Task objective
Check each line of the listing for the string "Sedentary", then state how many lines have it. Only the number is wanted.

======== Provided information ========

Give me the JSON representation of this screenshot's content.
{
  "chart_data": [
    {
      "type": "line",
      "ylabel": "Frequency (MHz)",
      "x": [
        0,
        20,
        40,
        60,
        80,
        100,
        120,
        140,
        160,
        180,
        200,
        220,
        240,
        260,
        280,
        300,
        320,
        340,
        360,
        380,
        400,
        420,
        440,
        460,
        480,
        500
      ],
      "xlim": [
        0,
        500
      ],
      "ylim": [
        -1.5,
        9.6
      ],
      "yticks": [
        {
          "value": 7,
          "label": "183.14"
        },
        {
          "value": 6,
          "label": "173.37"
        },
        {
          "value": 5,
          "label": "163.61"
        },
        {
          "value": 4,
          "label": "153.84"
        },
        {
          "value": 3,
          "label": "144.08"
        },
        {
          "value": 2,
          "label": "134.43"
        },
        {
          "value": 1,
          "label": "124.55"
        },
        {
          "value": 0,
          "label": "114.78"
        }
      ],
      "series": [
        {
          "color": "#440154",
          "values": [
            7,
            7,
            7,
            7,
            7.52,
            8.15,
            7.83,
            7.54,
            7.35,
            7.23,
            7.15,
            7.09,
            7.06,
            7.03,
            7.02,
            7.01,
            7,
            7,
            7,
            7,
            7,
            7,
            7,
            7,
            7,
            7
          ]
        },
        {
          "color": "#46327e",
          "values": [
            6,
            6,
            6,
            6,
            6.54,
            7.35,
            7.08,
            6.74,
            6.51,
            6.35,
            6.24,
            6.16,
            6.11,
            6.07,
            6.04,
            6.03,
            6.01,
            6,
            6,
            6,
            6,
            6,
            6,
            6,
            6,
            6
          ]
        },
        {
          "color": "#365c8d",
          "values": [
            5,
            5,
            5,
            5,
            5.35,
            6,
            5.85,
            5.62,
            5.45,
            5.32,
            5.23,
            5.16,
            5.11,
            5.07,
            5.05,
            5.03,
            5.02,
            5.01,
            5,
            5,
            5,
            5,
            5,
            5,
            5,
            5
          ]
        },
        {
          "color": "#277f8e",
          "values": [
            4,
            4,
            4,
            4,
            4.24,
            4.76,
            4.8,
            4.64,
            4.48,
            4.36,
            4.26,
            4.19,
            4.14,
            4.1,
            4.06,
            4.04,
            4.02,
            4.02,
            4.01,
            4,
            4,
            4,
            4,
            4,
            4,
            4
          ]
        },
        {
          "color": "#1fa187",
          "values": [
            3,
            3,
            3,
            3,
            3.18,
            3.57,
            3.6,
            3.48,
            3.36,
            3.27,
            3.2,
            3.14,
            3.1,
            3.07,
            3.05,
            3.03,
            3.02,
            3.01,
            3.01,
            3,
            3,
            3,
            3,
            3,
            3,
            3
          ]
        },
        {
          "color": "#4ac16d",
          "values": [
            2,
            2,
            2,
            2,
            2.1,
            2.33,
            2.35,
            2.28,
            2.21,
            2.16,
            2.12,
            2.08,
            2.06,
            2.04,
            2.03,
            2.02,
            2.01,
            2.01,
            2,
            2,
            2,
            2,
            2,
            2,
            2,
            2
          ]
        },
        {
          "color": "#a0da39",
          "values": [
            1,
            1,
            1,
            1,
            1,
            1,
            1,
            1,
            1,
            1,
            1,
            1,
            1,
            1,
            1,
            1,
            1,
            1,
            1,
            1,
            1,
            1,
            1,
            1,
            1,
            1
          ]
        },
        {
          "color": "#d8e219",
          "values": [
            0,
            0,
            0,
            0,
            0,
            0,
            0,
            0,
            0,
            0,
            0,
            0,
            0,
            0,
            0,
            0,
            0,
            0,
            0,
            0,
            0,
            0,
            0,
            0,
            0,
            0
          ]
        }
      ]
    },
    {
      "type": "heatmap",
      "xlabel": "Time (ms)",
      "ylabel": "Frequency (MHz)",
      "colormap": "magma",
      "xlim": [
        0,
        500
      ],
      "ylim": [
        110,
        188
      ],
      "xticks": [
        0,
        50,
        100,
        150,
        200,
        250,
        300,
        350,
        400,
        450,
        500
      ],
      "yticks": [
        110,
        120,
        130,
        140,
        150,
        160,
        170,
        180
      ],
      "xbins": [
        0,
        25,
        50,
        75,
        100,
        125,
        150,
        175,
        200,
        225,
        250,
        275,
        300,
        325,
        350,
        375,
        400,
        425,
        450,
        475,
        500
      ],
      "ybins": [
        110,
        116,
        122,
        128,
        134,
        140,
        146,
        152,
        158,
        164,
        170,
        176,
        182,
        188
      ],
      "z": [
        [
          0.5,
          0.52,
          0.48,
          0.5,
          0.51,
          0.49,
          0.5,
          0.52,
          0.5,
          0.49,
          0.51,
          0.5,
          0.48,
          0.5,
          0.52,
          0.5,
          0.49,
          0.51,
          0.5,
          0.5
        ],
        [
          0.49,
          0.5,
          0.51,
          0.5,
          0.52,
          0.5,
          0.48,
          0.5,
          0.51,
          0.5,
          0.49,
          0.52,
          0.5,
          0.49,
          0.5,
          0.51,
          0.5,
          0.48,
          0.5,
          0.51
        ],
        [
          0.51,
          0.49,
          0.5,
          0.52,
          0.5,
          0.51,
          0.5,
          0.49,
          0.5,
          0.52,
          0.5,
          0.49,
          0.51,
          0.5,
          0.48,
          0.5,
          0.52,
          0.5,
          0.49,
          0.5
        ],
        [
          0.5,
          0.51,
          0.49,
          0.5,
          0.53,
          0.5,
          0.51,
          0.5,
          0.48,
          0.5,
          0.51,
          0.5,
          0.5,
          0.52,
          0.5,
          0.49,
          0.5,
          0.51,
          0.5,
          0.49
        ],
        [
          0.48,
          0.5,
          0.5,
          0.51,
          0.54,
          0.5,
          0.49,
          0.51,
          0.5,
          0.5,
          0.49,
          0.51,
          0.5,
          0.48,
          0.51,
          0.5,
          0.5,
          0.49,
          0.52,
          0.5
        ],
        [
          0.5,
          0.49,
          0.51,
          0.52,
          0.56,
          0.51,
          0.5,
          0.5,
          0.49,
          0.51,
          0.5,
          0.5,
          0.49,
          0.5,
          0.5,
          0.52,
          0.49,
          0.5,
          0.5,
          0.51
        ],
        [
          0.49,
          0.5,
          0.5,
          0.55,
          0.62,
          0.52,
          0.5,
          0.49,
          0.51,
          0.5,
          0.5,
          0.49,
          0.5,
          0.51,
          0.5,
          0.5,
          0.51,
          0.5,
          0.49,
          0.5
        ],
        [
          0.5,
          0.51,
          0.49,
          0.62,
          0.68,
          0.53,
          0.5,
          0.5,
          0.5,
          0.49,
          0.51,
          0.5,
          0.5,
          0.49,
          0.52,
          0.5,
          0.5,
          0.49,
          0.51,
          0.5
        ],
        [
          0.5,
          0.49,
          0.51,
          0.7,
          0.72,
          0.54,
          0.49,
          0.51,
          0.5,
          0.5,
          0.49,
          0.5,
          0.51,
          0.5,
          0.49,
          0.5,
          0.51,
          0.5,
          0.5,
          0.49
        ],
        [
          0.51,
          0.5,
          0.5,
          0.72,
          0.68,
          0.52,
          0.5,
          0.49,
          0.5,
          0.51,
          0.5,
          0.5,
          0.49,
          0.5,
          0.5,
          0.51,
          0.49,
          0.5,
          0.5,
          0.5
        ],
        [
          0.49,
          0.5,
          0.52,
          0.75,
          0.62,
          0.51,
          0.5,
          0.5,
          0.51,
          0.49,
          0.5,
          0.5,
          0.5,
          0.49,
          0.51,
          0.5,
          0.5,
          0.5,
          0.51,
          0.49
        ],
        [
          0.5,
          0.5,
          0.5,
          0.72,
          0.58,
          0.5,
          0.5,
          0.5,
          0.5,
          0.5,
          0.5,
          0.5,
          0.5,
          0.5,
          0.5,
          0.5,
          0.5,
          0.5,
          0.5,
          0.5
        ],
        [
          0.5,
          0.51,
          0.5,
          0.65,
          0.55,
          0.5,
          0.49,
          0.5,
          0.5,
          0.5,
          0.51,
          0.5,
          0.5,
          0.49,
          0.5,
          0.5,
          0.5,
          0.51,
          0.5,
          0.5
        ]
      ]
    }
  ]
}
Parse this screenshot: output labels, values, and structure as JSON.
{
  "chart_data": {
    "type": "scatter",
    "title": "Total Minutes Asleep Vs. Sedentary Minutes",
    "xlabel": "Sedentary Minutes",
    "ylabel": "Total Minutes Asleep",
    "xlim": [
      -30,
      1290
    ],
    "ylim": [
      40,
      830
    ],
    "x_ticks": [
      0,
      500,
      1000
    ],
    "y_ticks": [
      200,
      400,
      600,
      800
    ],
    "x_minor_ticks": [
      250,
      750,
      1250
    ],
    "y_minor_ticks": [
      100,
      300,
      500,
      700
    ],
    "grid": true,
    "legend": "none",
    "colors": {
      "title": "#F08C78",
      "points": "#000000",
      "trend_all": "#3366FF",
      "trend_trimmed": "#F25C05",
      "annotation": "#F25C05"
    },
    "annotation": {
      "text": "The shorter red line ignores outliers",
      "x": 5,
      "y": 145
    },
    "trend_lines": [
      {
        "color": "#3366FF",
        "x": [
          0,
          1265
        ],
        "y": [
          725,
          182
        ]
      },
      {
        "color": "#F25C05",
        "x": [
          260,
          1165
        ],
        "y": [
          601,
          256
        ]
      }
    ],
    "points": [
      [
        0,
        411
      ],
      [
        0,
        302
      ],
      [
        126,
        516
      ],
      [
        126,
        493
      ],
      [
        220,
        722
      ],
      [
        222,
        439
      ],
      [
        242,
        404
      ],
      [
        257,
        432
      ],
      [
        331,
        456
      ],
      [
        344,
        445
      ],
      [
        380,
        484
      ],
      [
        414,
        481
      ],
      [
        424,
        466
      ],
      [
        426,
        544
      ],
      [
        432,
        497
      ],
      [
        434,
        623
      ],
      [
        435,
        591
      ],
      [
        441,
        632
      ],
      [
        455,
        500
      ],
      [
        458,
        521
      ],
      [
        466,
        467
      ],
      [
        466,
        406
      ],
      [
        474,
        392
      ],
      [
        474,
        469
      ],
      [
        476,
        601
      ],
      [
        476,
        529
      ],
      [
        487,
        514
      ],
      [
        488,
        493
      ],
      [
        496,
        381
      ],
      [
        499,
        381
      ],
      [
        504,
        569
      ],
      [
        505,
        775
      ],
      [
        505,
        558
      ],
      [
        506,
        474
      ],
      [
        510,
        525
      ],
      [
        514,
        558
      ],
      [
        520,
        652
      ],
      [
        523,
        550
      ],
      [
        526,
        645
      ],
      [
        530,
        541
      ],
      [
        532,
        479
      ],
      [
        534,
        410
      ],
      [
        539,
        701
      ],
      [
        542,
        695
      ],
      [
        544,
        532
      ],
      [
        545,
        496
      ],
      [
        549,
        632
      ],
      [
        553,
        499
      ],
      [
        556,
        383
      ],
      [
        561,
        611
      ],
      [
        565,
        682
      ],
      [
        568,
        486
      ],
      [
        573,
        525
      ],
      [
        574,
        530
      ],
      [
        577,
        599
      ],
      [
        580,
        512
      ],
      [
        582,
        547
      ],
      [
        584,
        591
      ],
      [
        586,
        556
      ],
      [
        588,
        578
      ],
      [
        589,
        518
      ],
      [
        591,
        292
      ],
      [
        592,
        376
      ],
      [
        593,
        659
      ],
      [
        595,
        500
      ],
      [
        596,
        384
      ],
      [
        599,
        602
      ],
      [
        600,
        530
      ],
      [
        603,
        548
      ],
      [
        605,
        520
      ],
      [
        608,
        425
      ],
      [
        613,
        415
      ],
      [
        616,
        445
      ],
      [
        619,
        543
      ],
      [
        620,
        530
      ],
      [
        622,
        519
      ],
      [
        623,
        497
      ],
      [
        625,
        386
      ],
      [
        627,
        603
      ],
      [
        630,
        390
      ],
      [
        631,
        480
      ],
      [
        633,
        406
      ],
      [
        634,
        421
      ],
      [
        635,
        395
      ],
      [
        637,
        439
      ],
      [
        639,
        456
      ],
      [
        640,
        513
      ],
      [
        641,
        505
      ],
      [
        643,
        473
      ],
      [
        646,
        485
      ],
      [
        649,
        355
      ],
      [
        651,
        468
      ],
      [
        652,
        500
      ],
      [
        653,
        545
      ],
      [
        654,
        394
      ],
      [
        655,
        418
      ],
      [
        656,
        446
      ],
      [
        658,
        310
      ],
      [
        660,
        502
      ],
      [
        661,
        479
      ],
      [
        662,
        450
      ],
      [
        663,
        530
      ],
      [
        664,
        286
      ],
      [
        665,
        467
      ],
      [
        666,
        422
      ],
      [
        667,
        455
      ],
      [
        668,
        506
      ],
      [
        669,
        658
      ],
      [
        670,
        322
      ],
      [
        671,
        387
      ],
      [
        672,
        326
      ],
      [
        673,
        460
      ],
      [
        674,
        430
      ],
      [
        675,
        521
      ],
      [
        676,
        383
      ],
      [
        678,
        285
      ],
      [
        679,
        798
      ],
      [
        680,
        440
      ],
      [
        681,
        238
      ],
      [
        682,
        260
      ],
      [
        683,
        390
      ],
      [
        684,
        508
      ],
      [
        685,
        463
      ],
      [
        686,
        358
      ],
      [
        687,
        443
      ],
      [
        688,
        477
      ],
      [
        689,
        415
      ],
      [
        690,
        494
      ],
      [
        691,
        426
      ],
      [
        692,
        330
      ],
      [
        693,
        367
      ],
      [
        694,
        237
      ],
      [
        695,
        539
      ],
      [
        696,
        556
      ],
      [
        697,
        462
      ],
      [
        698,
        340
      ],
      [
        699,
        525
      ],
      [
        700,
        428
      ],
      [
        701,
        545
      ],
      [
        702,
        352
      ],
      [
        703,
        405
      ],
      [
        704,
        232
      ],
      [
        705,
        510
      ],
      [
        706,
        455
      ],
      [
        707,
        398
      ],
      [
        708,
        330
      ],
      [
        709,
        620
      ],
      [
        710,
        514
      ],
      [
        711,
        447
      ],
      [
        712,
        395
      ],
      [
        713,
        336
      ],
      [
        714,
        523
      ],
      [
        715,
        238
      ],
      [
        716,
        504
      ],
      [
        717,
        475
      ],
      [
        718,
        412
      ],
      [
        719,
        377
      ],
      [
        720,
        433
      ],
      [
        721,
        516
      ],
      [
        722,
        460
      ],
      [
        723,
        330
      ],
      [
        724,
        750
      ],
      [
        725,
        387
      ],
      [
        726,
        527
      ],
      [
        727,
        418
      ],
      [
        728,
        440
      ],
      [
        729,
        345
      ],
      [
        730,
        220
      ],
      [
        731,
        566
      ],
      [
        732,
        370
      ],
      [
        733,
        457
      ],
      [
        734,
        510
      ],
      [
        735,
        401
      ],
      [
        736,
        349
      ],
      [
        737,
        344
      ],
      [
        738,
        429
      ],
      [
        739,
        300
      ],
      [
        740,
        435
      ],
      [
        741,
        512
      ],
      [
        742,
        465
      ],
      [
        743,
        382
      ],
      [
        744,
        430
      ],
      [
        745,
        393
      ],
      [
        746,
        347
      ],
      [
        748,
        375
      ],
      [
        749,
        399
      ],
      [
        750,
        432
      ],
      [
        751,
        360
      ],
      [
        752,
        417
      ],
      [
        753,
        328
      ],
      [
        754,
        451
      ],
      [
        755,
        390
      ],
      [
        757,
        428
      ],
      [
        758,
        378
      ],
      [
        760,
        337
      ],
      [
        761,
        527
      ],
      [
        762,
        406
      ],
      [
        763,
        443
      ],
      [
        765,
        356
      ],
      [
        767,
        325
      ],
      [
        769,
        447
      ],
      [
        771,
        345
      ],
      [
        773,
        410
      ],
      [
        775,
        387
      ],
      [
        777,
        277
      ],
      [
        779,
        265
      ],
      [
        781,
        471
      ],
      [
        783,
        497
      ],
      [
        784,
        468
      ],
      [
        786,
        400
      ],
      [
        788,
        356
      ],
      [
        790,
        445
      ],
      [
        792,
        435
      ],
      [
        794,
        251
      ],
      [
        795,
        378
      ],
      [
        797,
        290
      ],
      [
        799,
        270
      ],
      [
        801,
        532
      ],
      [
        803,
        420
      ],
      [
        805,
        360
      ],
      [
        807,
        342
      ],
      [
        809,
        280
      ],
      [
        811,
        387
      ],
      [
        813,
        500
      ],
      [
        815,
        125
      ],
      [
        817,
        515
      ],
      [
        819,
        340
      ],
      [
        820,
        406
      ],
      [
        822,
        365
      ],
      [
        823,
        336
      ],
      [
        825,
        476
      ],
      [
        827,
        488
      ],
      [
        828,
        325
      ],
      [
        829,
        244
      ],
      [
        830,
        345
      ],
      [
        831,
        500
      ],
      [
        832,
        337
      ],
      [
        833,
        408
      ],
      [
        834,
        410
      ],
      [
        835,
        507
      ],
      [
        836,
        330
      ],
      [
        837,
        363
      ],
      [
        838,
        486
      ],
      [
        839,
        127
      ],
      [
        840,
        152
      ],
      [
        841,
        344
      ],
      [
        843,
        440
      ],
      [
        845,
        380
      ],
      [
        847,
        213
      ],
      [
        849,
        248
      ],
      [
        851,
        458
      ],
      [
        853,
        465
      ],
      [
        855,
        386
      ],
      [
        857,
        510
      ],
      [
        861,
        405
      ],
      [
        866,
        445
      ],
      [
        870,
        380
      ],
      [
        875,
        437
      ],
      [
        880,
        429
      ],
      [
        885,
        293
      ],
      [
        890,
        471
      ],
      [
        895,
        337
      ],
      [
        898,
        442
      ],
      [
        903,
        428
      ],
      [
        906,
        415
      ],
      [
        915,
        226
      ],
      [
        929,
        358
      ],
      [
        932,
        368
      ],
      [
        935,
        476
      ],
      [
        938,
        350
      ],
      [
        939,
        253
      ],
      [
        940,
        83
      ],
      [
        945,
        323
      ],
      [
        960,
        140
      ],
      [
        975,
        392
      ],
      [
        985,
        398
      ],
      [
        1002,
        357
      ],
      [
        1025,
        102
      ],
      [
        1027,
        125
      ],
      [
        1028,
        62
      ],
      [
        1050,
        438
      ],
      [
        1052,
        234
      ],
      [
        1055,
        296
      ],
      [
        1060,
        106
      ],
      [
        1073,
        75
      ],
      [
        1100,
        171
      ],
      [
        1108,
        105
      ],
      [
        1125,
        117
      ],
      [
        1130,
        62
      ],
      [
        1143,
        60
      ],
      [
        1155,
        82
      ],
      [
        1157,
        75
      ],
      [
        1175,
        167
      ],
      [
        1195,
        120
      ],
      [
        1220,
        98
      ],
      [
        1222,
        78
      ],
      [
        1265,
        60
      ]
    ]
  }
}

========

Complete output
2